• Given problem: Scan the records for the string "drainage"; copy each line where it occurs.
BEGIN Record set
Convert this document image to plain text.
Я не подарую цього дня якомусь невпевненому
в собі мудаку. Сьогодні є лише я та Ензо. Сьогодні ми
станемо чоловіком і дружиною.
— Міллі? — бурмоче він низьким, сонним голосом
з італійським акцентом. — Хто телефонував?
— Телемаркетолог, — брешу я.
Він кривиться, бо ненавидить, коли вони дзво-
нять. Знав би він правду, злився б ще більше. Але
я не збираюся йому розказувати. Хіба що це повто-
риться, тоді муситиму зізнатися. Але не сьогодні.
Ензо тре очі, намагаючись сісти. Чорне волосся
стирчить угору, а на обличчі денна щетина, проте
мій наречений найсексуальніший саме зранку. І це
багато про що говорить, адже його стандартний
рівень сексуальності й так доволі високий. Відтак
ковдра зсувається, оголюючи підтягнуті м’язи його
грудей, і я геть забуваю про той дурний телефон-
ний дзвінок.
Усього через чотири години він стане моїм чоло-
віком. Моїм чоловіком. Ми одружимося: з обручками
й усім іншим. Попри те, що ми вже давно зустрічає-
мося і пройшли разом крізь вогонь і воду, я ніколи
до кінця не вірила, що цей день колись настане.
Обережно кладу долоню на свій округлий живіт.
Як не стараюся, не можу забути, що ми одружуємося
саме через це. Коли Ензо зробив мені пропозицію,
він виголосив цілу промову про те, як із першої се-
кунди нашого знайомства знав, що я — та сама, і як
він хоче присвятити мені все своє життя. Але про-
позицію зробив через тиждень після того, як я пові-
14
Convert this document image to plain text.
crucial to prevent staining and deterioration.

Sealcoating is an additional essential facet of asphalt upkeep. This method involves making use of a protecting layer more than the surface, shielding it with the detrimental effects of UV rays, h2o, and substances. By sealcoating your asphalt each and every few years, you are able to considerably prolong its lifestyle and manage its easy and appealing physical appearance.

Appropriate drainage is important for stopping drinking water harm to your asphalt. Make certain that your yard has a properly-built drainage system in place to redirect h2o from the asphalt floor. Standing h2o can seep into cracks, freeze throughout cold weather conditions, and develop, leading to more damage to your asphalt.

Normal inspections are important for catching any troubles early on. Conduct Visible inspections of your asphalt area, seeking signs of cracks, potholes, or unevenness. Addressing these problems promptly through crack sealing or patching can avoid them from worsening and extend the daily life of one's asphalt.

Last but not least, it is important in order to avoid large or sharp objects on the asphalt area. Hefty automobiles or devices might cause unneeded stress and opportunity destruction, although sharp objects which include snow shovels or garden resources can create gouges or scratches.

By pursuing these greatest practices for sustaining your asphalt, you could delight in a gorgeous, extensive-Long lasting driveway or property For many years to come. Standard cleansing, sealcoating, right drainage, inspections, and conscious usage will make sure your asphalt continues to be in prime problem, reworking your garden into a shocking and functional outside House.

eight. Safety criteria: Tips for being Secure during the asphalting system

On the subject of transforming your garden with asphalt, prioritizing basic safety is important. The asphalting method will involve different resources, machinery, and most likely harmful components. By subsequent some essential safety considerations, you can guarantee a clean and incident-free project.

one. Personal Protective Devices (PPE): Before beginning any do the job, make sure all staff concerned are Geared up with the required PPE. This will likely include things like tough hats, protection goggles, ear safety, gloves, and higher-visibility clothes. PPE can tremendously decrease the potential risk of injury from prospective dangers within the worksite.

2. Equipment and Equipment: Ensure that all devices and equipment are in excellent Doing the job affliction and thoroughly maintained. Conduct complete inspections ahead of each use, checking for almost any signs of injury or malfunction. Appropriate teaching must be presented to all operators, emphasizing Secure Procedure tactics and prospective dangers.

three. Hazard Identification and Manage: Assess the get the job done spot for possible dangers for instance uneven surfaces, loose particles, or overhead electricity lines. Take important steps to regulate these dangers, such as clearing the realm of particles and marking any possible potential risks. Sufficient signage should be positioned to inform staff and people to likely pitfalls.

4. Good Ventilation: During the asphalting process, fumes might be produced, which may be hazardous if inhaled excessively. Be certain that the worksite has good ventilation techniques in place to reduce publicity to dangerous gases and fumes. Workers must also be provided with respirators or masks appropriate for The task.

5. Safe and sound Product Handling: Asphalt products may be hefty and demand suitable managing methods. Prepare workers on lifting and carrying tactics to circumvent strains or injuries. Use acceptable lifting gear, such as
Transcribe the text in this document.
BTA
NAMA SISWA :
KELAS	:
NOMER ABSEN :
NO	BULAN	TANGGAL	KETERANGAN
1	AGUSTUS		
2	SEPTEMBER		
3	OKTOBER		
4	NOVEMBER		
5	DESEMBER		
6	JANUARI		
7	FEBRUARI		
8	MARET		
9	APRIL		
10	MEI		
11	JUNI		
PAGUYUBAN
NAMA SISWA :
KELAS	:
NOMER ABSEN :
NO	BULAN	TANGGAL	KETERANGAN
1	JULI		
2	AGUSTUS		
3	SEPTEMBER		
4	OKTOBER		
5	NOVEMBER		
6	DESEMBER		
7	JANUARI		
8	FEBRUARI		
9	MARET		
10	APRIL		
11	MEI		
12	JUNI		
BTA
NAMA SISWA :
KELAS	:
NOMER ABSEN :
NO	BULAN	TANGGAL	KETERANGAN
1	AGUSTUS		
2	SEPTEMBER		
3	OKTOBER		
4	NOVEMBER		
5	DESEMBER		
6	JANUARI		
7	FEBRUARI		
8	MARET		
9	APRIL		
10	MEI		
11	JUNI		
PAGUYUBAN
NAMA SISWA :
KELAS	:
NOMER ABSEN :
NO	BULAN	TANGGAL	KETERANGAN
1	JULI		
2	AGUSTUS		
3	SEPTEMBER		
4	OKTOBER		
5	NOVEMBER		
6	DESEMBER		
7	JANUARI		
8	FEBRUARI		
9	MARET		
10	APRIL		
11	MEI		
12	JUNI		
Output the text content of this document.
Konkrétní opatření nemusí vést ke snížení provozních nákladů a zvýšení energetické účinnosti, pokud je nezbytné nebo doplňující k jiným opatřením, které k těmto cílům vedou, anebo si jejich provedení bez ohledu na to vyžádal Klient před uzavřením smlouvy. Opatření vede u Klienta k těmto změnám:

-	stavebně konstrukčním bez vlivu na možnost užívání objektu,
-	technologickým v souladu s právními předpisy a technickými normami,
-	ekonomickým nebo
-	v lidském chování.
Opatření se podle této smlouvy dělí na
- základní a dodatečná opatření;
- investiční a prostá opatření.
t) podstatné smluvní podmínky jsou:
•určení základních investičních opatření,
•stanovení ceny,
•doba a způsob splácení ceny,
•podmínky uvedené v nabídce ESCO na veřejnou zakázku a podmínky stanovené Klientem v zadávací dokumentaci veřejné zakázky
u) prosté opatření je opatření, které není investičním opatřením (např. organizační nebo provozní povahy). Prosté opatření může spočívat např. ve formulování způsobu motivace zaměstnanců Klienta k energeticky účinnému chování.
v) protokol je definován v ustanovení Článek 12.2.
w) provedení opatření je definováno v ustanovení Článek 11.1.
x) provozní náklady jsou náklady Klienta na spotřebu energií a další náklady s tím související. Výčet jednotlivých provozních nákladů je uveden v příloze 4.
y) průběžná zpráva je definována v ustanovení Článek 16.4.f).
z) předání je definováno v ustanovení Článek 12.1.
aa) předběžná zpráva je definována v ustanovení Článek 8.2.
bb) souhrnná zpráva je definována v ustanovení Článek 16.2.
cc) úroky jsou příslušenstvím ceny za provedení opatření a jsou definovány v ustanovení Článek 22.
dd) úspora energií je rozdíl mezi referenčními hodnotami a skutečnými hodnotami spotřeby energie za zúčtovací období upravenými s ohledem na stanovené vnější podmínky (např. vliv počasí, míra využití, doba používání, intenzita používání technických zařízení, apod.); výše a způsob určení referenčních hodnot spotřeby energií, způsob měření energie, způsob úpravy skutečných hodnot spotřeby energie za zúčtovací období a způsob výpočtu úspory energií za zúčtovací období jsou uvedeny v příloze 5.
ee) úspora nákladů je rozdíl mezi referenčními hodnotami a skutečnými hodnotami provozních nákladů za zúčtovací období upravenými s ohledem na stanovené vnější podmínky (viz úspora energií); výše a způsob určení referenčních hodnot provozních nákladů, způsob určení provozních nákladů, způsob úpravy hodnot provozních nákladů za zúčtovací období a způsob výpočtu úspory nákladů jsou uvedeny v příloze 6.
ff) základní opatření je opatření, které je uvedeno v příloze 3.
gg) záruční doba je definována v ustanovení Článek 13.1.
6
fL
END Record set
• Result:
Appropriate drainage is important for stopping drinking water harm to your asphalt. Make certain that your yard has a properly-built drainage system in place to redirect h2o from the asphalt floor. Standing h2o can seep into cracks, freeze throughout cold weather conditions, and develop, leading to more damage to your asphalt.
By pursuing these greatest practices for sustaining your asphalt, you could delight in a gorgeous, extensive-Long lasting driveway or property For many years to come. Standard cleansing, sealcoating, right drainage, inspections, and conscious usage will make sure your asphalt continues to be in prime problem, reworking your garden into a shocking and functional outside House.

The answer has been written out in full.